-- START OF Exercise material --

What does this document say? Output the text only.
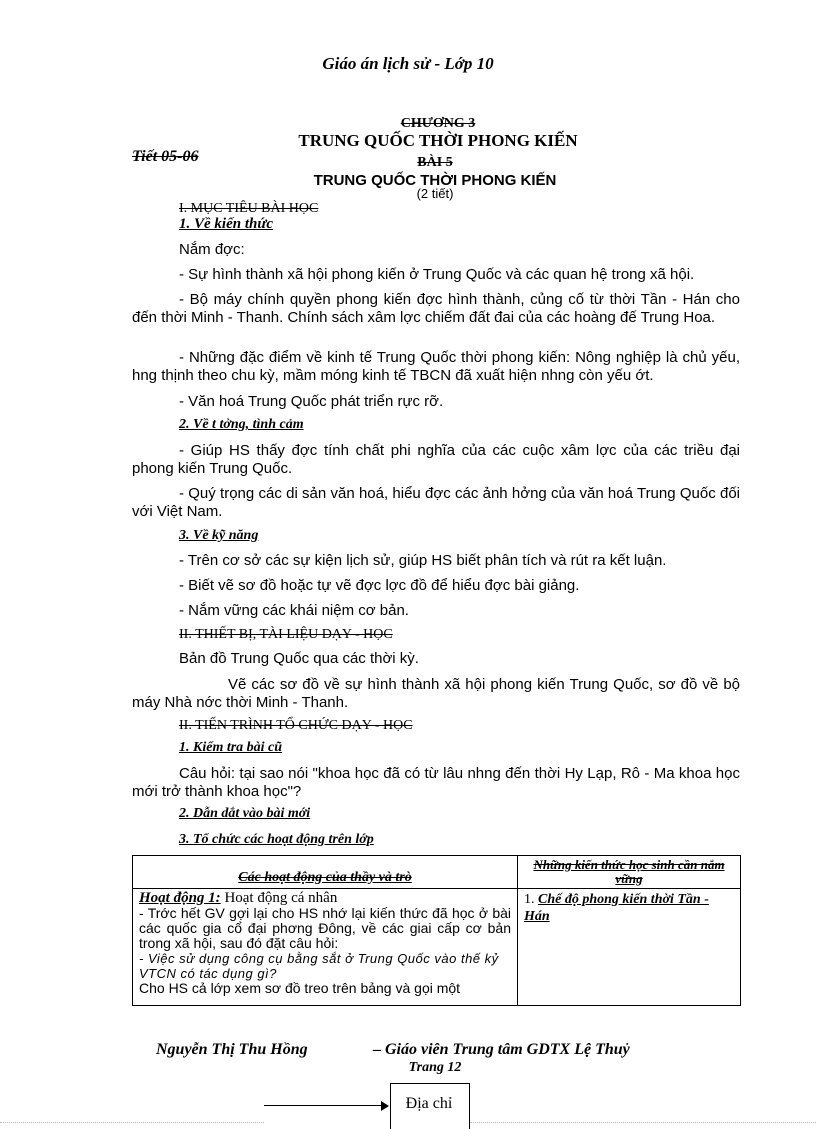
Giáo án lịch sử - Lớp 10
CHƯƠNG 3
TRUNG QUỐC THỜI PHONG KIẾN
Tiết 05-06	BÀI 5
TRUNG QUỐC THỜI PHONG KIẾN
(2 tiết)
I. MỤC TIÊU BÀI HỌC
1. Về kiến thức
Nắm đợc:
- Sự hình thành xã hội phong kiến ở Trung Quốc và các quan hệ trong xã hội.
- Bộ máy chính quyền phong kiến đợc hình thành, củng cố từ thời Tần - Hán cho đến thời Minh - Thanh. Chính sách xâm lợc chiếm đất đai của các hoàng đế Trung Hoa.
- Những đặc điểm về kinh tế Trung Quốc thời phong kiến: Nông nghiệp là chủ yếu, hng thịnh theo chu kỳ, mầm móng kinh tế TBCN đã xuất hiện nhng còn yếu ớt.
- Văn hoá Trung Quốc phát triển rực rỡ.
2. Về t tởng, tình cảm
- Giúp HS thấy đợc tính chất phi nghĩa của các cuộc xâm lợc của các triều đại phong kiến Trung Quốc.
- Quý trọng các di sản văn hoá, hiểu đợc các ảnh hởng của văn hoá Trung Quốc đối với Việt Nam.
3. Về kỹ năng
- Trên cơ sở các sự kiện lịch sử, giúp HS biết phân tích và rút ra kết luận.
- Biết vẽ sơ đồ hoặc tự vẽ đợc lợc đồ để hiểu đợc bài giảng.
- Nắm vững các khái niệm cơ bản.
II. THIẾT BỊ, TÀI LIỆU DẠY - HỌC
Bản đồ Trung Quốc qua các thời kỳ.
Vẽ các sơ đồ về sự hình thành xã hội phong kiến Trung Quốc, sơ đồ về bộ máy Nhà nớc thời Minh - Thanh.
II. TIẾN TRÌNH TỔ CHỨC DẠY - HỌC
1. Kiểm tra bài cũ
Câu hỏi: tại sao nói "khoa học đã có từ lâu nhng đến thời Hy Lạp, Rô - Ma khoa học mới trở thành khoa học"?
2. Dẫn dắt vào bài mới
3. Tổ chức các hoạt động trên lớp
Các hoạt động của thầy và trò	Những kiến thức học sinh cần nắm vững

Hoạt động 1: Hoạt động cá nhân
- Trớc hết GV gợi lại cho HS nhớ lại kiến thức đã học ở bài các quốc gia cổ đại phơng Đông, về các giai cấp cơ bản trong xã hội, sau đó đặt câu hỏi:
- Việc sử dụng công cụ bằng sắt ở Trung Quốc vào thế kỷ VTCN có tác dụng gì?
Cho HS cả lớp xem sơ đồ treo trên bảng và gọi một	1. Chế độ phong kiến thời Tần - Hán
Nguyễn Thị Thu Hồng	– Giáo viên Trung tâm GDTX Lệ Thuỷ
Trang 12
Địa chỉ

-- END OF Exercise material --

### Exercise prompt
Copy all lines of the material above where the string "thành" occurs.

### Correct output
- Sự hình thành xã hội phong kiến ở Trung Quốc và các quan hệ trong xã hội.
- Bộ máy chính quyền phong kiến đợc hình thành, củng cố từ thời Tần - Hán cho đến thời Minh - Thanh. Chính sách xâm lợc chiếm đất đai của các hoàng đế Trung Hoa.
Vẽ các sơ đồ về sự hình thành xã hội phong kiến Trung Quốc, sơ đồ về bộ máy Nhà nớc thời Minh - Thanh.
Câu hỏi: tại sao nói "khoa học đã có từ lâu nhng đến thời Hy Lạp, Rô - Ma khoa học mới trở thành khoa học"?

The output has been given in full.